:: WORK ORDER A ::
Copy the passage of the corporation tax article from "Telereal Trillium has" to "British Virgin Islands.".
:: WORK ORDER B ::
For each statement, say whether the corporation tax article agrees with it, and quote the words of the article that decide it. (i) Telereal Trillium holds a £3.2 billion contract. (ii) The company paid no UK corporation tax last year. (iii) The company's parent company is based in the British Virgin Islands.

:: EXTRACT PROVIDED ::
* * * * * * *

Corporation Tax: Government hires contractor based in British Virgin Islands
by Tim Worstall | 3rd, July 2013
YOU’VE got to hand it to the campaigners: they can get newspapers to print the most godawful rubbish these days. The latest complaint seems to be that a company is paying all the tax that is due. What Horrors!
Downing Street faces more flak over company tax arrangements after it emerged that a major Government contractor is funnelling profits into an offshore haven.
Telereal Trillium has a £3.2 billion contract to manage buildings such as job centres for the Department for Work and Pensions. It also manages property used by the DVLA.
While the company paid full UK corporation tax last year, it funnelled £163 million of its post-tax profits in the form of share dividends into a parent company based in the British Virgin Islands where there is a zero rate of income and corporation tax.
Note that they’re saying that the company has paid full and complete corporation tax before sending those dividends off to the British Virgin Islands.

* * * * * * *

[Document understanding data]
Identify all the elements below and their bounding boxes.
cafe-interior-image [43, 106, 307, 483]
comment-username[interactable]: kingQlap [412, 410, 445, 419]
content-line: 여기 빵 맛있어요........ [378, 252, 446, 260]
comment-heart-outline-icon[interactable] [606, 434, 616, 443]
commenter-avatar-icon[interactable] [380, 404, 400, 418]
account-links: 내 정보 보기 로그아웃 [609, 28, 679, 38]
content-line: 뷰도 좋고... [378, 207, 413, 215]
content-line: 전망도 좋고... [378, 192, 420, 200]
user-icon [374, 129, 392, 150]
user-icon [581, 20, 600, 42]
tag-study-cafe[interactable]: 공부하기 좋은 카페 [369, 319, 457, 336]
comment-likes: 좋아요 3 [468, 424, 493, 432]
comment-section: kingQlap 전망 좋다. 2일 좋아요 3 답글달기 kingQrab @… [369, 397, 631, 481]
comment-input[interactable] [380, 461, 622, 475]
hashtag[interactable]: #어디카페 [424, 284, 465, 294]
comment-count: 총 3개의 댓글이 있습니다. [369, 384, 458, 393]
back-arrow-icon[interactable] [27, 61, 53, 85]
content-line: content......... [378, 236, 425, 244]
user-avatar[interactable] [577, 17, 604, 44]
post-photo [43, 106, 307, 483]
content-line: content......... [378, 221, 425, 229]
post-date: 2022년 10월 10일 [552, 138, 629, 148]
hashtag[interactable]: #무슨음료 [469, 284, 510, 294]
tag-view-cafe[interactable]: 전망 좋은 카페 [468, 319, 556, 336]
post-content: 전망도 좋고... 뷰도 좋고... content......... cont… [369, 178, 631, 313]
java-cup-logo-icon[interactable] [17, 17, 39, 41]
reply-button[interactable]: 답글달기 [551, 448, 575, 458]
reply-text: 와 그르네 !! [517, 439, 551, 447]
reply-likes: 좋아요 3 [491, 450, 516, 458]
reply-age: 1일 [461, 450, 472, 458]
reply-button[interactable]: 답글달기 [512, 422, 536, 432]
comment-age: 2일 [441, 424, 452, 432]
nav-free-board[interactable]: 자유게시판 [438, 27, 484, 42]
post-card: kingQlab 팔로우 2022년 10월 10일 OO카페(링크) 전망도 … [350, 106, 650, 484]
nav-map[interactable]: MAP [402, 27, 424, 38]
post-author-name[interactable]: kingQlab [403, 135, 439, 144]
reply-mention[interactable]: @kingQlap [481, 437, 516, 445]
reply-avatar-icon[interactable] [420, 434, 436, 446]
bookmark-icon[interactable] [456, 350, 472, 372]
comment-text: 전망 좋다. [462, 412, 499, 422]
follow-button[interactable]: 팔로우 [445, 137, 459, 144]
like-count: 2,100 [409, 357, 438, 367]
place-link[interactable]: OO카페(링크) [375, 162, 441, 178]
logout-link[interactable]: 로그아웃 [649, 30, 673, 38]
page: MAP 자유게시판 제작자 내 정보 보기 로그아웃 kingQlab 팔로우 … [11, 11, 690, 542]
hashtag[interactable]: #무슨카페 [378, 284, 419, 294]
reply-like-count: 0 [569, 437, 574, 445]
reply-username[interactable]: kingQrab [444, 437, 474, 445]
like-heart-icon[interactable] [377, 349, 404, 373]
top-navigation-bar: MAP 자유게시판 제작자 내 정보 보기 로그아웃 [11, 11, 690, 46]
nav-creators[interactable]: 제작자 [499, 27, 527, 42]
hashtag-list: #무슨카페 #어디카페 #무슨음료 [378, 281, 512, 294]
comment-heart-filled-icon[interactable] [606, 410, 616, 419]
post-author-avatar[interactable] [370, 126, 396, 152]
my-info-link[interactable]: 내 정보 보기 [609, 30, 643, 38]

* * * * * * *

:: WRITTEN REPLY A ::
Telereal Trillium has a £3.2 billion contract to manage buildings such as job centres for the Department for Work and Pensions. It also manages property used by the DVLA.
While the company paid full UK corporation tax last year, it funnelled £163 million of its post-tax profits in the form of share dividends into a parent company based in the British Virgin Islands where there is a zero rate of income and corporation tax.
Note that they’re saying that the company has paid full and complete corporation tax before sending those dividends off to the British Virgin Islands.

:: WRITTEN REPLY B ::
(i) Yes: "Telereal Trillium has a £3.2 billion contract to manage buildings such as job centres for the Department for Work and Pensions."
(ii) No: "While the company paid full UK corporation tax last year"
(iii) Yes: "a parent company based in the British Virgin Islands"